> AIM OF THE TASK
Please write out the material that follows, exactly as it stands.

Begin EXTRACTED DATA

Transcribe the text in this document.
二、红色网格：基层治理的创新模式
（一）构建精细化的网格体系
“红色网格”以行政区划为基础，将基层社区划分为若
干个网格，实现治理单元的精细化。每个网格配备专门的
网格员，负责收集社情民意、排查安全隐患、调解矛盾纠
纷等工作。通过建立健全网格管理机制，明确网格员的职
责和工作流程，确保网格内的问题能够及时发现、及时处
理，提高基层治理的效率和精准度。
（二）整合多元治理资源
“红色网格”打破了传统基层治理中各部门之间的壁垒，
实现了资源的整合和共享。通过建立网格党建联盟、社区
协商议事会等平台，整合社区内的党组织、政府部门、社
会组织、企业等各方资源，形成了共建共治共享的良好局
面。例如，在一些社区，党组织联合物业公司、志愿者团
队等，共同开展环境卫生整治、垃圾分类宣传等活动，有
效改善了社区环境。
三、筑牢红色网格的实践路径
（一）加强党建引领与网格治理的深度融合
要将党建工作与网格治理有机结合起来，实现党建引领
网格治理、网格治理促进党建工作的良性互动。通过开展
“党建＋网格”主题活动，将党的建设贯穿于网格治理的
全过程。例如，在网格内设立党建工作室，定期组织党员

End EXTRACTED DATA

> TASK RESULT
Transcribe the text in this document.
二、红色网格：基层治理的创新模式
（一）构建精细化的网格体系
“红色网格”以行政区划为基础，将基层社区划分为若
干个网格，实现治理单元的精细化。每个网格配备专门的
网格员，负责收集社情民意、排查安全隐患、调解矛盾纠
纷等工作。通过建立健全网格管理机制，明确网格员的职
责和工作流程，确保网格内的问题能够及时发现、及时处
理，提高基层治理的效率和精准度。
（二）整合多元治理资源
“红色网格”打破了传统基层治理中各部门之间的壁垒，
实现了资源的整合和共享。通过建立网格党建联盟、社区
协商议事会等平台，整合社区内的党组织、政府部门、社
会组织、企业等各方资源，形成了共建共治共享的良好局
面。例如，在一些社区，党组织联合物业公司、志愿者团
队等，共同开展环境卫生整治、垃圾分类宣传等活动，有
效改善了社区环境。
三、筑牢红色网格的实践路径
（一）加强党建引领与网格治理的深度融合
要将党建工作与网格治理有机结合起来，实现党建引领
网格治理、网格治理促进党建工作的良性互动。通过开展
“党建＋网格”主题活动，将党的建设贯穿于网格治理的
全过程。例如，在网格内设立党建工作室，定期组织党员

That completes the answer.